## WHAT IS NEEDED
Give every line again exactly as it appears, please, but not the pictures.

## MATERIAL FOR THIS EXERCISE
[Start]

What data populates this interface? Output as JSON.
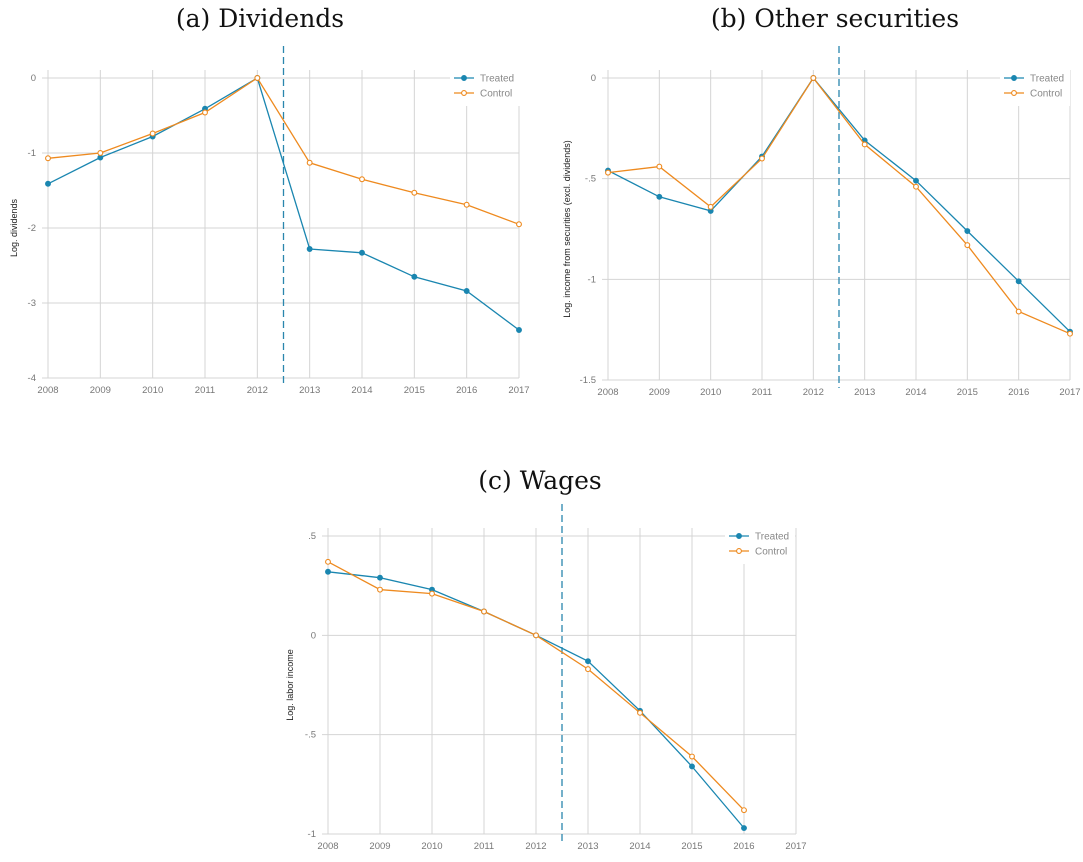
{
  "chart_data": [
    {
      "type": "line",
      "title": "(a) Dividends",
      "ylabel": "Log. dividends",
      "x": [
        2008,
        2009,
        2010,
        2011,
        2012,
        2013,
        2014,
        2015,
        2016,
        2017
      ],
      "ylim": [
        -4,
        0
      ],
      "yticks": [
        0,
        -1,
        -2,
        -3,
        -4
      ],
      "ytick_labels": [
        "0",
        "-1",
        "-2",
        "-3",
        "-4"
      ],
      "treatment_line_x": 2012.5,
      "legend_position": "top-right",
      "series": [
        {
          "name": "Treated",
          "color": "#1a86b0",
          "marker": "filled",
          "values": [
            -1.41,
            -1.06,
            -0.78,
            -0.41,
            0.0,
            -2.28,
            -2.33,
            -2.65,
            -2.84,
            -3.36
          ]
        },
        {
          "name": "Control",
          "color": "#ee8a1f",
          "marker": "hollow",
          "values": [
            -1.07,
            -1.0,
            -0.74,
            -0.46,
            0.0,
            -1.13,
            -1.35,
            -1.53,
            -1.69,
            -1.95
          ]
        }
      ]
    },
    {
      "type": "line",
      "title": "(b) Other securities",
      "ylabel": "Log. income from securities (excl. dividends)",
      "x": [
        2008,
        2009,
        2010,
        2011,
        2012,
        2013,
        2014,
        2015,
        2016,
        2017
      ],
      "ylim": [
        -1.5,
        0
      ],
      "yticks": [
        0,
        -0.5,
        -1,
        -1.5
      ],
      "ytick_labels": [
        "0",
        "-.5",
        "-1",
        "-1.5"
      ],
      "treatment_line_x": 2012.5,
      "legend_position": "top-right",
      "series": [
        {
          "name": "Treated",
          "color": "#1a86b0",
          "marker": "filled",
          "values": [
            -0.46,
            -0.59,
            -0.66,
            -0.39,
            0.0,
            -0.31,
            -0.51,
            -0.76,
            -1.01,
            -1.26
          ]
        },
        {
          "name": "Control",
          "color": "#ee8a1f",
          "marker": "hollow",
          "values": [
            -0.47,
            -0.44,
            -0.64,
            -0.4,
            0.0,
            -0.33,
            -0.54,
            -0.83,
            -1.16,
            -1.27
          ]
        }
      ]
    },
    {
      "type": "line",
      "title": "(c) Wages",
      "ylabel": "Log. labor income",
      "x": [
        2008,
        2009,
        2010,
        2011,
        2012,
        2013,
        2014,
        2015,
        2016,
        2017
      ],
      "ylim": [
        -1,
        0.5
      ],
      "yticks": [
        0.5,
        0,
        -0.5,
        -1
      ],
      "ytick_labels": [
        ".5",
        "0",
        "-.5",
        "-1"
      ],
      "treatment_line_x": 2012.5,
      "legend_position": "top-right",
      "series": [
        {
          "name": "Treated",
          "color": "#1a86b0",
          "marker": "filled",
          "values": [
            0.32,
            0.29,
            0.23,
            0.12,
            0.0,
            -0.13,
            -0.38,
            -0.66,
            -0.97,
            null
          ]
        },
        {
          "name": "Control",
          "color": "#ee8a1f",
          "marker": "hollow",
          "values": [
            0.37,
            0.23,
            0.21,
            0.12,
            0.0,
            -0.17,
            -0.39,
            -0.61,
            -0.88,
            null
          ]
        }
      ]
    }
  ]
}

[End]

## CORRECT RESULT
What data populates this interface? Output as JSON.
{
  "chart_data": [
    {
      "type": "line",
      "title": "(a) Dividends",
      "ylabel": "Log. dividends",
      "x": [
        2008,
        2009,
        2010,
        2011,
        2012,
        2013,
        2014,
        2015,
        2016,
        2017
      ],
      "ylim": [
        -4,
        0
      ],
      "yticks": [
        0,
        -1,
        -2,
        -3,
        -4
      ],
      "ytick_labels": [
        "0",
        "-1",
        "-2",
        "-3",
        "-4"
      ],
      "treatment_line_x": 2012.5,
      "legend_position": "top-right",
      "series": [
        {
          "name": "Treated",
          "color": "#1a86b0",
          "marker": "filled",
          "values": [
            -1.41,
            -1.06,
            -0.78,
            -0.41,
            0.0,
            -2.28,
            -2.33,
            -2.65,
            -2.84,
            -3.36
          ]
        },
        {
          "name": "Control",
          "color": "#ee8a1f",
          "marker": "hollow",
          "values": [
            -1.07,
            -1.0,
            -0.74,
            -0.46,
            0.0,
            -1.13,
            -1.35,
            -1.53,
            -1.69,
            -1.95
          ]
        }
      ]
    },
    {
      "type": "line",
      "title": "(b) Other securities",
      "ylabel": "Log. income from securities (excl. dividends)",
      "x": [
        2008,
        2009,
        2010,
        2011,
        2012,
        2013,
        2014,
        2015,
        2016,
        2017
      ],
      "ylim": [
        -1.5,
        0
      ],
      "yticks": [
        0,
        -0.5,
        -1,
        -1.5
      ],
      "ytick_labels": [
        "0",
        "-.5",
        "-1",
        "-1.5"
      ],
      "treatment_line_x": 2012.5,
      "legend_position": "top-right",
      "series": [
        {
          "name": "Treated",
          "color": "#1a86b0",
          "marker": "filled",
          "values": [
            -0.46,
            -0.59,
            -0.66,
            -0.39,
            0.0,
            -0.31,
            -0.51,
            -0.76,
            -1.01,
            -1.26
          ]
        },
        {
          "name": "Control",
          "color": "#ee8a1f",
          "marker": "hollow",
          "values": [
            -0.47,
            -0.44,
            -0.64,
            -0.4,
            0.0,
            -0.33,
            -0.54,
            -0.83,
            -1.16,
            -1.27
          ]
        }
      ]
    },
    {
      "type": "line",
      "title": "(c) Wages",
      "ylabel": "Log. labor income",
      "x": [
        2008,
        2009,
        2010,
        2011,
        2012,
        2013,
        2014,
        2015,
        2016,
        2017
      ],
      "ylim": [
        -1,
        0.5
      ],
      "yticks": [
        0.5,
        0,
        -0.5,
        -1
      ],
      "ytick_labels": [
        ".5",
        "0",
        "-.5",
        "-1"
      ],
      "treatment_line_x": 2012.5,
      "legend_position": "top-right",
      "series": [
        {
          "name": "Treated",
          "color": "#1a86b0",
          "marker": "filled",
          "values": [
            0.32,
            0.29,
            0.23,
            0.12,
            0.0,
            -0.13,
            -0.38,
            -0.66,
            -0.97,
            null
          ]
        },
        {
          "name": "Control",
          "color": "#ee8a1f",
          "marker": "hollow",
          "values": [
            0.37,
            0.23,
            0.21,
            0.12,
            0.0,
            -0.17,
            -0.39,
            -0.61,
            -0.88,
            null
          ]
        }
      ]
    }
  ]
}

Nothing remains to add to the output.